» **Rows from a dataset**
***

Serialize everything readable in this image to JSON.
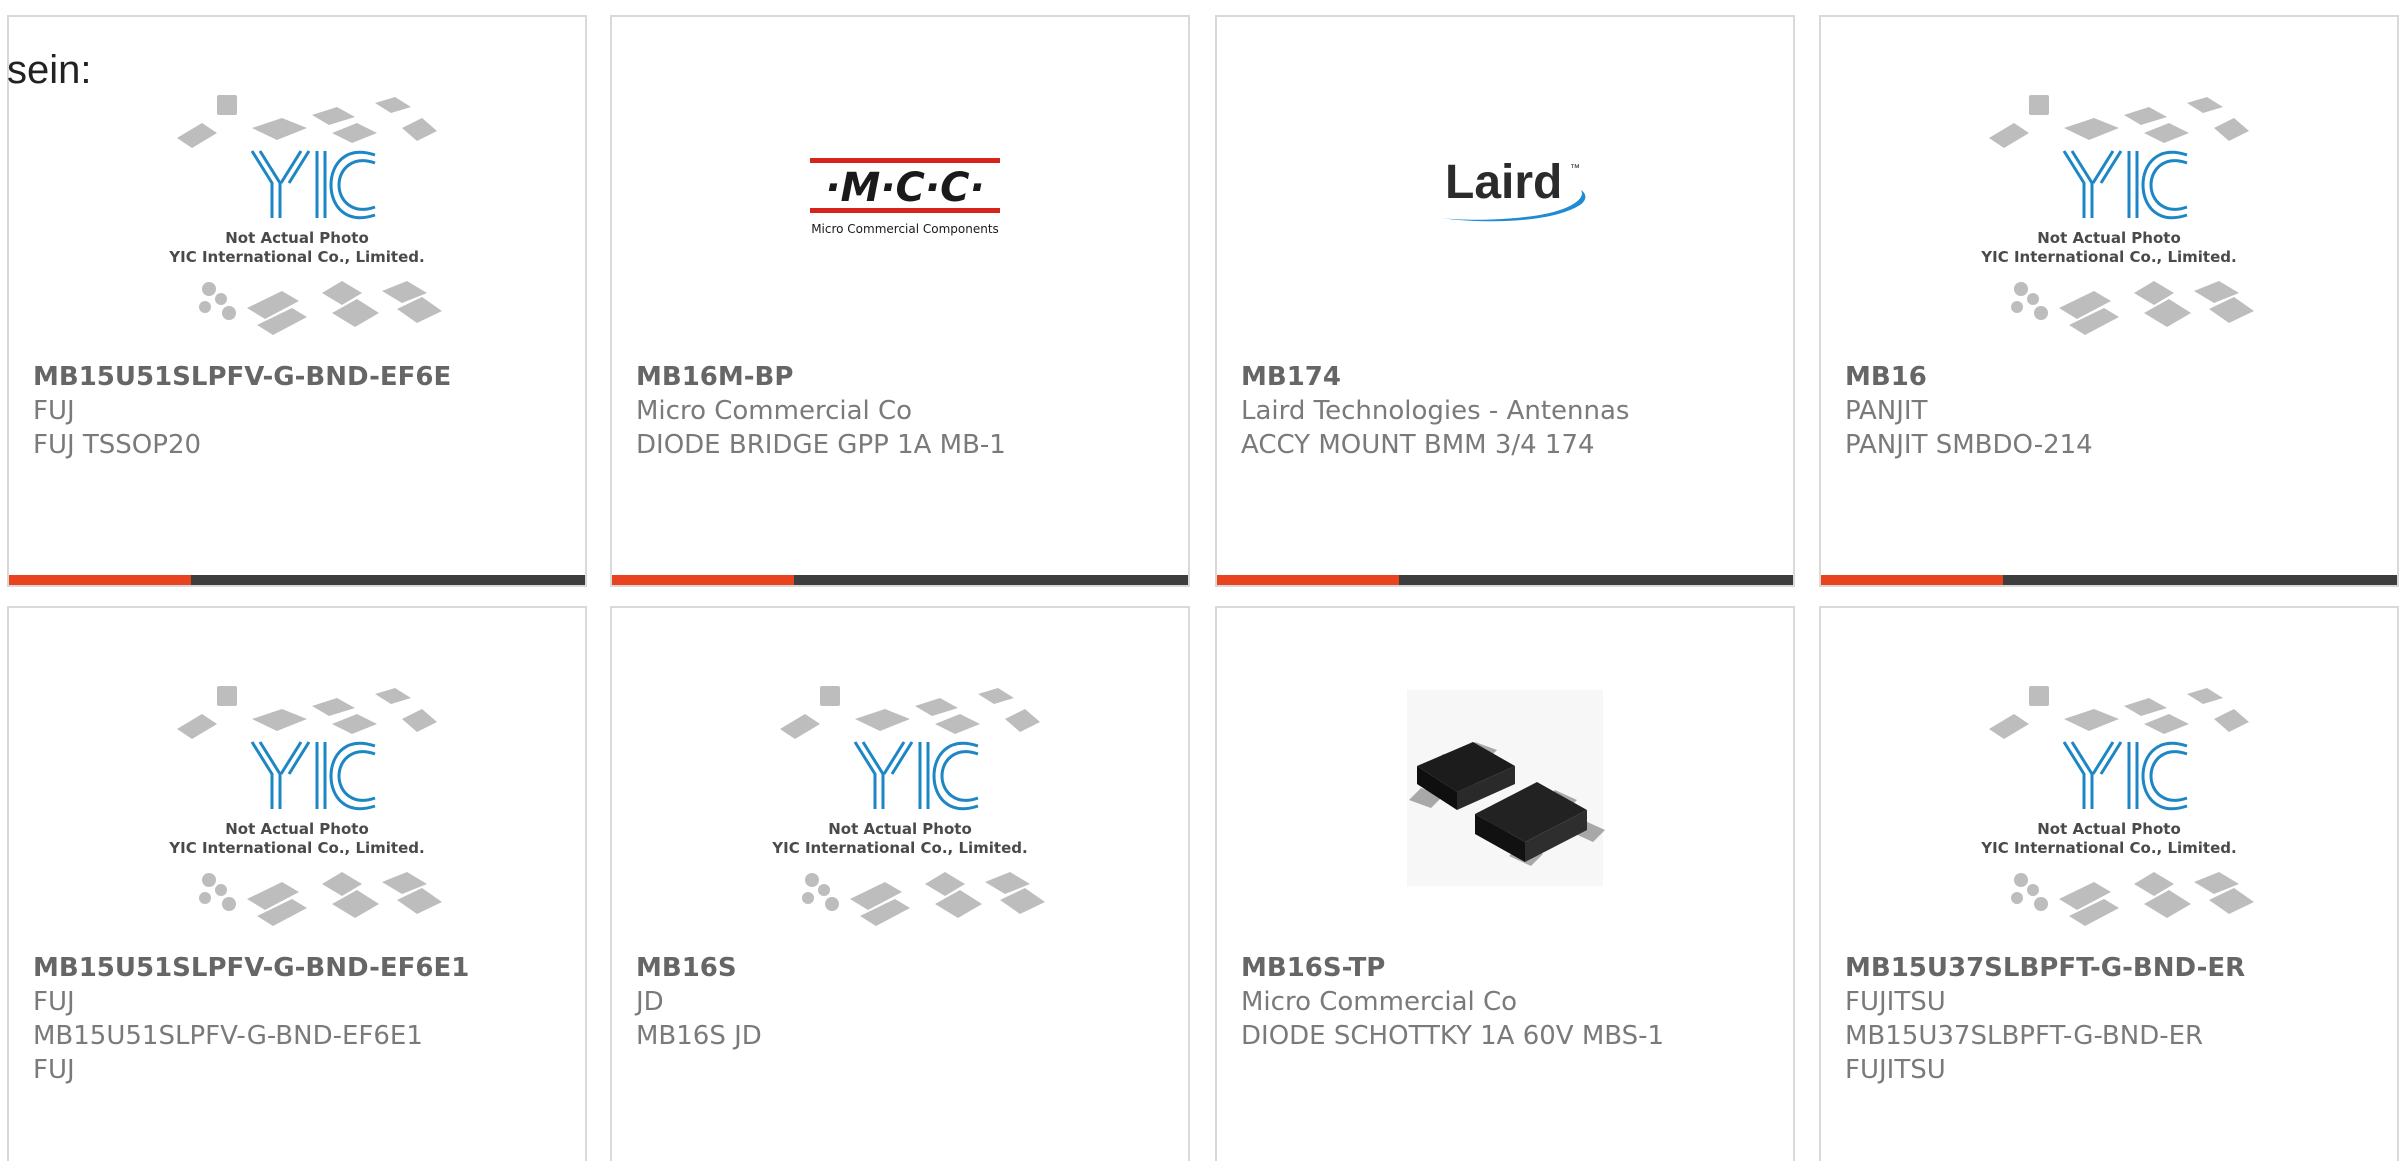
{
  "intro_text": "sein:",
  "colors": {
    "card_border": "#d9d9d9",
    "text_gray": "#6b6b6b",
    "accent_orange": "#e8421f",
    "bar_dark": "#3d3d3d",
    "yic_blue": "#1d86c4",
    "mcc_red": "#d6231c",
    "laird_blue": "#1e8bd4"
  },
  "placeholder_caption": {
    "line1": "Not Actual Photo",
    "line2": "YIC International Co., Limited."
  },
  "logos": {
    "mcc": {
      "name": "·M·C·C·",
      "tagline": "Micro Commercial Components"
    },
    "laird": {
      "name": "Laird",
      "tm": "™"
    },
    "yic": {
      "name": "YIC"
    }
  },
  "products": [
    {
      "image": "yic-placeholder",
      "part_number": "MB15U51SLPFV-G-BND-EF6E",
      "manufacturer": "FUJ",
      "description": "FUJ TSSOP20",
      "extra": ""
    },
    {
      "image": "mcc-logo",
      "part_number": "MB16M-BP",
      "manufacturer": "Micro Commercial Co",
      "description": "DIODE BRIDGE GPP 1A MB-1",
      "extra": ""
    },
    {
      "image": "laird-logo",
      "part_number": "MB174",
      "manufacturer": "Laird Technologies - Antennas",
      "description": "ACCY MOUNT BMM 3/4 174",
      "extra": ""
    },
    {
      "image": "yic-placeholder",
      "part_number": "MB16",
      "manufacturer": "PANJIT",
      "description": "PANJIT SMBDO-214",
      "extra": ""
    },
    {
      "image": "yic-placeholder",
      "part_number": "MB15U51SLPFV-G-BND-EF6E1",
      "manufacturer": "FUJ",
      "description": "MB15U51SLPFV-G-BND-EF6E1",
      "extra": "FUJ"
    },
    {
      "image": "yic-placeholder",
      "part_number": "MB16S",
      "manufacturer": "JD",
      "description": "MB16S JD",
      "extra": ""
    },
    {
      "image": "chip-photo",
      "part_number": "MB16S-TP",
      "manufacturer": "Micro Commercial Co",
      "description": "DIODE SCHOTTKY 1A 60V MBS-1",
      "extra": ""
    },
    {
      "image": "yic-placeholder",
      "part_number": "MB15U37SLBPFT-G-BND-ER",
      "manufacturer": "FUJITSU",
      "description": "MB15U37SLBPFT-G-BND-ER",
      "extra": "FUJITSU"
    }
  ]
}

***

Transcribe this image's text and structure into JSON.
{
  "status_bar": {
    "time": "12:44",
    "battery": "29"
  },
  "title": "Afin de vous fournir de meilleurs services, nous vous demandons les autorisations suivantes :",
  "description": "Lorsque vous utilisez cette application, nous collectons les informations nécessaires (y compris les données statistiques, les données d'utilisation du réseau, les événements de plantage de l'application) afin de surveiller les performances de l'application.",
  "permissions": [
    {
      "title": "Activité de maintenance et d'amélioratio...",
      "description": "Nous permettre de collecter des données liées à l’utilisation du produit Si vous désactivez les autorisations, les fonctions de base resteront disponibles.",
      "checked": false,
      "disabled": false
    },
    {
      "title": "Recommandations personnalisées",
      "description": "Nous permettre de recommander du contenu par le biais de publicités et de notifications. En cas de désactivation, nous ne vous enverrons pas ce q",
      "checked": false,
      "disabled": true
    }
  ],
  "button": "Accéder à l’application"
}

***

» **WHAT IS ASKED**
Filter the records above and return every line that holds the word "application".

» **RESPONSE TO THE TASK**
  "description": "Lorsque vous utilisez cette application, nous collectons les informations nécessaires (y compris les données statistiques, les données d'utilisation du réseau, les événements de plantage de l'application) afin de surveiller les performances de l'application.",
  "button": "Accéder à l’application"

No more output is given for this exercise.